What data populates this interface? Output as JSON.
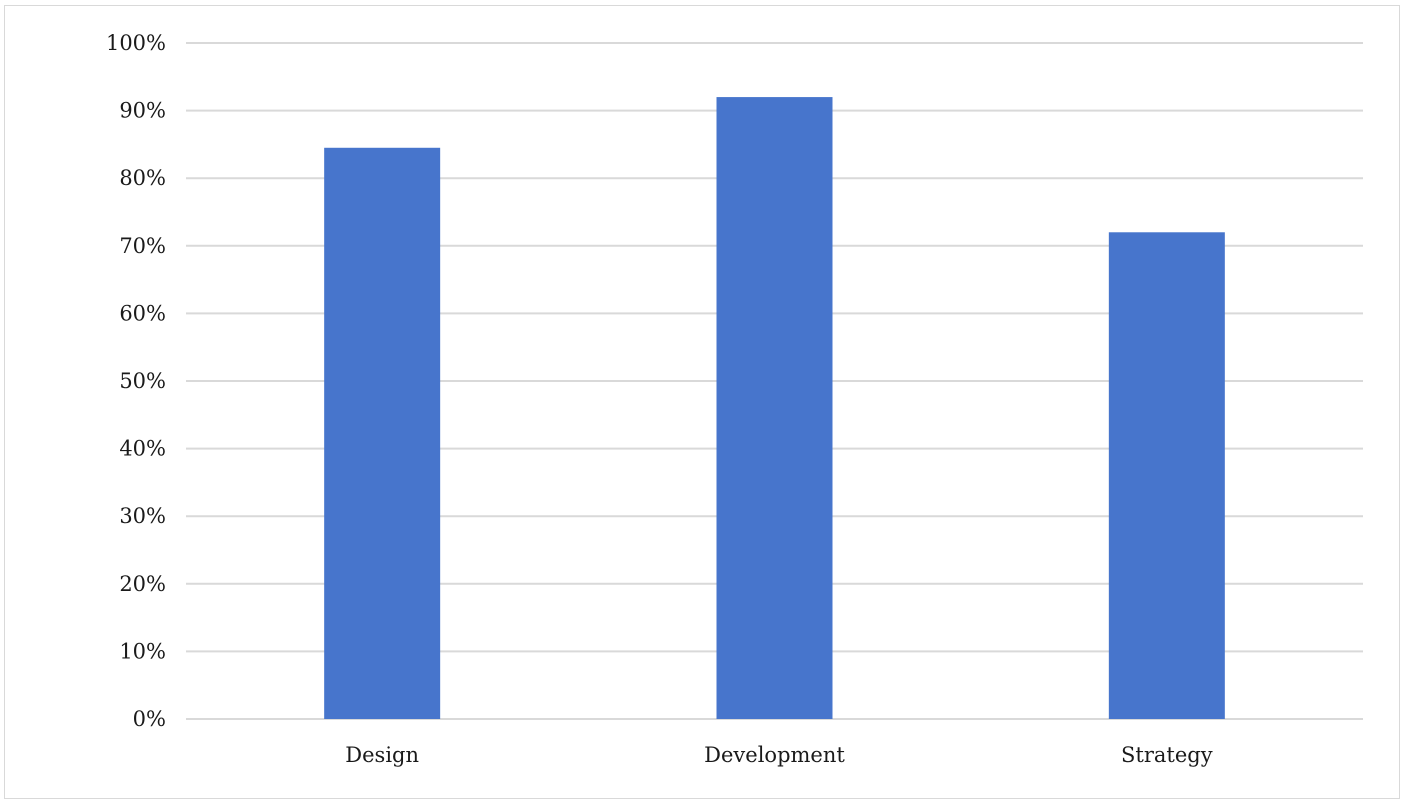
{
  "chart_data": {
    "type": "bar",
    "categories": [
      "Design",
      "Development",
      "Strategy"
    ],
    "values": [
      84.5,
      92,
      72
    ],
    "ylim": [
      0,
      100
    ],
    "yticks": [
      0,
      10,
      20,
      30,
      40,
      50,
      60,
      70,
      80,
      90,
      100
    ],
    "ytick_labels": [
      "0%",
      "10%",
      "20%",
      "30%",
      "40%",
      "50%",
      "60%",
      "70%",
      "80%",
      "90%",
      "100%"
    ],
    "grid": true,
    "legend": "none",
    "bar_color": "#4775cc",
    "grid_color": "#d9d9d9"
  }
}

------------------------------------------------------------------------

### Set exercise
Set the entries down again exactly. Do not include the images.

### Output of the task
What data populates this interface? Output as JSON.
{
  "chart_data": {
    "type": "bar",
    "categories": [
      "Design",
      "Development",
      "Strategy"
    ],
    "values": [
      84.5,
      92,
      72
    ],
    "ylim": [
      0,
      100
    ],
    "yticks": [
      0,
      10,
      20,
      30,
      40,
      50,
      60,
      70,
      80,
      90,
      100
    ],
    "ytick_labels": [
      "0%",
      "10%",
      "20%",
      "30%",
      "40%",
      "50%",
      "60%",
      "70%",
      "80%",
      "90%",
      "100%"
    ],
    "grid": true,
    "legend": "none",
    "bar_color": "#4775cc",
    "grid_color": "#d9d9d9"
  }
}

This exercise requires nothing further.